Directive: For the copy, please give all of the data again exactly and leave the pictures out.

━━━━━ Material supplied

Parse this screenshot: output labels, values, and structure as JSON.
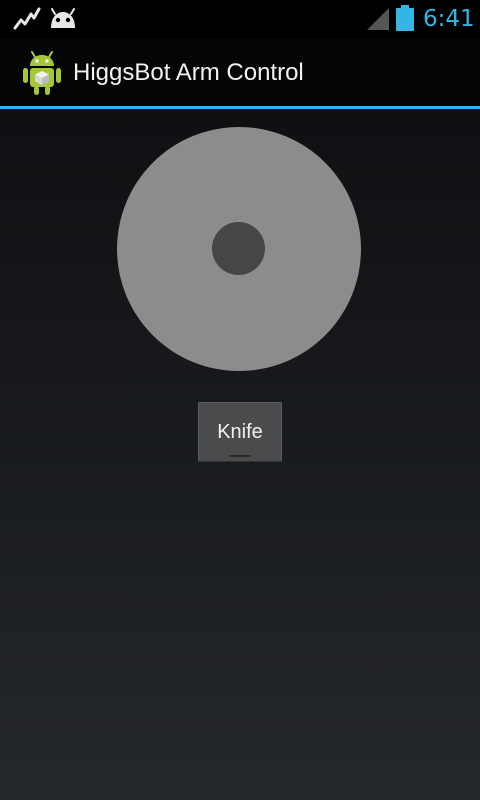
{
  "status_bar": {
    "time": "6:41",
    "icons": [
      "activity-notification-icon",
      "android-debug-icon",
      "cell-signal-icon",
      "battery-icon"
    ]
  },
  "action_bar": {
    "title": "HiggsBot Arm Control",
    "icon": "android-app-icon"
  },
  "colors": {
    "accent": "#33b5e5",
    "joystick_base": "#8c8c8c",
    "joystick_knob": "#464646"
  },
  "controls": {
    "joystick": {
      "icon": "joystick"
    },
    "toggle_button": {
      "label": "Knife",
      "checked": false
    }
  }
}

━━━━━━━━━━

Right answer:
Parse this screenshot: output labels, values, and structure as JSON.
{
  "status_bar": {
    "time": "6:41",
    "icons": [
      "activity-notification-icon",
      "android-debug-icon",
      "cell-signal-icon",
      "battery-icon"
    ]
  },
  "action_bar": {
    "title": "HiggsBot Arm Control",
    "icon": "android-app-icon"
  },
  "colors": {
    "accent": "#33b5e5",
    "joystick_base": "#8c8c8c",
    "joystick_knob": "#464646"
  },
  "controls": {
    "joystick": {
      "icon": "joystick"
    },
    "toggle_button": {
      "label": "Knife",
      "checked": false
    }
  }
}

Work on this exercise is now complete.